-- START OF GIVEN RECORDS --

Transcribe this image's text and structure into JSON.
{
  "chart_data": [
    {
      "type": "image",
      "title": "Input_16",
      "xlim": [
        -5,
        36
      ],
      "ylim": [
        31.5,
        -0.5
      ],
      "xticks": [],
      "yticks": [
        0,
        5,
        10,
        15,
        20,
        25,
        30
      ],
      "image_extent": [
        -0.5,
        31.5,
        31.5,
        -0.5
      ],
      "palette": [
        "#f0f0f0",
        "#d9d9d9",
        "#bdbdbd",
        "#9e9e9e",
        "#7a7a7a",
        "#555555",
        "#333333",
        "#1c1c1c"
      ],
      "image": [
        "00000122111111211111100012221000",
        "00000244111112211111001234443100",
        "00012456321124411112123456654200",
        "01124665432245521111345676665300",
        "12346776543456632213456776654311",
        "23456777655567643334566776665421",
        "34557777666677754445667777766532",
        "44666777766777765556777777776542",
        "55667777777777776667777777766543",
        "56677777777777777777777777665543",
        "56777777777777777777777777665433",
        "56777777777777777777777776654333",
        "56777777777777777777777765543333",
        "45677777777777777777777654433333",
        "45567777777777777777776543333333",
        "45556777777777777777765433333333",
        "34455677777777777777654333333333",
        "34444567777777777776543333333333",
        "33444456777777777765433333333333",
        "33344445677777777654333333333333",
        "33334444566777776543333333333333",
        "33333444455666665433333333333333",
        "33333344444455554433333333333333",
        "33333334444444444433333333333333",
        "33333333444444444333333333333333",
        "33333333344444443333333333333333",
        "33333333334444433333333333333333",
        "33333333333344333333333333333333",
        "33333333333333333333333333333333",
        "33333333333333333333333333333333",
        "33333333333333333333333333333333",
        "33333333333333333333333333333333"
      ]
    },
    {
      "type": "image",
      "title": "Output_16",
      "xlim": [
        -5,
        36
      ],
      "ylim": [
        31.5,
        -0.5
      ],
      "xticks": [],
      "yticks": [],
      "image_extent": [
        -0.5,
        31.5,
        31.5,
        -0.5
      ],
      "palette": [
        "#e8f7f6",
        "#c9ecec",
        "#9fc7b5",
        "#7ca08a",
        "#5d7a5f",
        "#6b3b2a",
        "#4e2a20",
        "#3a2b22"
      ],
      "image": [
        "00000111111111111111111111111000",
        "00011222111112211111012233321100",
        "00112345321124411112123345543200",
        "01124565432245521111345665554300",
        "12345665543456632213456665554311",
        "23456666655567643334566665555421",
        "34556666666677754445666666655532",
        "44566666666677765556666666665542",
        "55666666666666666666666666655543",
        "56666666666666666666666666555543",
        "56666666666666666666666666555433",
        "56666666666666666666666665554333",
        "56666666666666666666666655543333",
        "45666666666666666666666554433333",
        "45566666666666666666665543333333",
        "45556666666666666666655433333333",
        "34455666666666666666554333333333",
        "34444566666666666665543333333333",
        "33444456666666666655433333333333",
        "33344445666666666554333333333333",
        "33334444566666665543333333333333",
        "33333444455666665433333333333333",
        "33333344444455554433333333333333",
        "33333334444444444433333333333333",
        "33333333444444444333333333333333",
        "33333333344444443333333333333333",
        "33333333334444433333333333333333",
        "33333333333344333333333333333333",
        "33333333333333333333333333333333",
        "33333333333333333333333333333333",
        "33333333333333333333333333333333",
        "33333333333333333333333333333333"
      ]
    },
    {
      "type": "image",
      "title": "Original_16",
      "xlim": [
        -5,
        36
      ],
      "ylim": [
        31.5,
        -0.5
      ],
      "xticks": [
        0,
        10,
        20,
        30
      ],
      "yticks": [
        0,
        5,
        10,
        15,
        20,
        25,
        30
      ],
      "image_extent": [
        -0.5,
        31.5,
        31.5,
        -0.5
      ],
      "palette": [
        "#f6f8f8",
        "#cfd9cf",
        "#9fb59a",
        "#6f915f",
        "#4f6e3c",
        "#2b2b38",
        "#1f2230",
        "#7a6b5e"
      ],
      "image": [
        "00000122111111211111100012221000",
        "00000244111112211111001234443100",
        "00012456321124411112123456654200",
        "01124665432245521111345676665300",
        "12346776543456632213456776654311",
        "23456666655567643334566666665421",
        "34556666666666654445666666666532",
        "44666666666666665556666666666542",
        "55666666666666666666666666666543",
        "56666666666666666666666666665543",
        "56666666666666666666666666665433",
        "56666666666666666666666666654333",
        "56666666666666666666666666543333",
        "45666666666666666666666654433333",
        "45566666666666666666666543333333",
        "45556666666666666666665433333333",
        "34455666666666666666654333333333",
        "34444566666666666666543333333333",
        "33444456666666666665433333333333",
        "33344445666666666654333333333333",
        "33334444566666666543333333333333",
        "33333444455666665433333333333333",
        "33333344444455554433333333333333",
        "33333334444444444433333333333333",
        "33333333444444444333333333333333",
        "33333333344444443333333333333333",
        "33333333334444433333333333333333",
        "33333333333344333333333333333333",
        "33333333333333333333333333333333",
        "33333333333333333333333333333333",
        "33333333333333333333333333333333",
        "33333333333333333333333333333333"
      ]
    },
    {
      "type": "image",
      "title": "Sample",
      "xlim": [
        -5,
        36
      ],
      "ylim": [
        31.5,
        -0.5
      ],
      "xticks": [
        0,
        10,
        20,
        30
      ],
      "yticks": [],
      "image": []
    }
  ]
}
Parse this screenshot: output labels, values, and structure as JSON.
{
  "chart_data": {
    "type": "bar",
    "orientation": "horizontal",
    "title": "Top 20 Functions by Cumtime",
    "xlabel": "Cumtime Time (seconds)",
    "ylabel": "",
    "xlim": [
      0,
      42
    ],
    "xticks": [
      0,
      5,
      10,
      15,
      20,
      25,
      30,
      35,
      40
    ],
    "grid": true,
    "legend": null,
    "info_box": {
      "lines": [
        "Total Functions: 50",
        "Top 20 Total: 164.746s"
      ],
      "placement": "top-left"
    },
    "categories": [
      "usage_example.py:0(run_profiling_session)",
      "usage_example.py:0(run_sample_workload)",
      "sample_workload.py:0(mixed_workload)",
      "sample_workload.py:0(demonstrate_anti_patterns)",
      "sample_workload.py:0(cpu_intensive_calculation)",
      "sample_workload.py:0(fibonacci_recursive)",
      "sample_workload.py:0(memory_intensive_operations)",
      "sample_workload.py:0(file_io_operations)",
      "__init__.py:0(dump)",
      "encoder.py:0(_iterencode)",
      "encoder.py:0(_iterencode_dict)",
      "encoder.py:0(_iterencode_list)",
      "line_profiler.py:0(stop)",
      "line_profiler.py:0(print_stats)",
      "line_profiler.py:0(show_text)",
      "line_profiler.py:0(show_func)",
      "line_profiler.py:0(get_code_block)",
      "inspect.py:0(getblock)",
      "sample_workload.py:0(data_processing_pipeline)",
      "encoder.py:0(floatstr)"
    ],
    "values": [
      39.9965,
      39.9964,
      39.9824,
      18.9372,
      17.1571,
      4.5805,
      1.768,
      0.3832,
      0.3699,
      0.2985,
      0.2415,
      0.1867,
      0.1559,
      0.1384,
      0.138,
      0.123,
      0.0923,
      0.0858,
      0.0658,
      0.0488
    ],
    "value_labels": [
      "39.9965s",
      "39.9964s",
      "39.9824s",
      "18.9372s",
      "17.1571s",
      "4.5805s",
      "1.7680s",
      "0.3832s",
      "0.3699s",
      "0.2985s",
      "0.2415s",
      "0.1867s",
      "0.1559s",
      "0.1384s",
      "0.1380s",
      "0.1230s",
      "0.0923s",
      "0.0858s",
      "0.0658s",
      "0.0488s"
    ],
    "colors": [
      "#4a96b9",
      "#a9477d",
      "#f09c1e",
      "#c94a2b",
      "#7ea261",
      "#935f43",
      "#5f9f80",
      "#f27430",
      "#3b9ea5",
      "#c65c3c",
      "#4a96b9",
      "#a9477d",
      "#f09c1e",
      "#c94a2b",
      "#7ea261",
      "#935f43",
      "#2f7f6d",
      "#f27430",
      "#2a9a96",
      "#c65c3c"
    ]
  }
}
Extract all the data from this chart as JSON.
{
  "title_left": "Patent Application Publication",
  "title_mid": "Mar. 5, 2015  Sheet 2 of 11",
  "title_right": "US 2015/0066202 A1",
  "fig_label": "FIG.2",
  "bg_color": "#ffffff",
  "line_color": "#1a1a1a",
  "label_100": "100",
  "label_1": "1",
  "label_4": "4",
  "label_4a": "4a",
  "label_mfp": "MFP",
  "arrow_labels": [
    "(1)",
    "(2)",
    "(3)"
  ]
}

-- END OF GIVEN RECORDS --

*TASK BRIEF:* Find how many lines in the material hold the word "structure" and state that number alone.

*OUTPUT FOR THIS TASK:* 2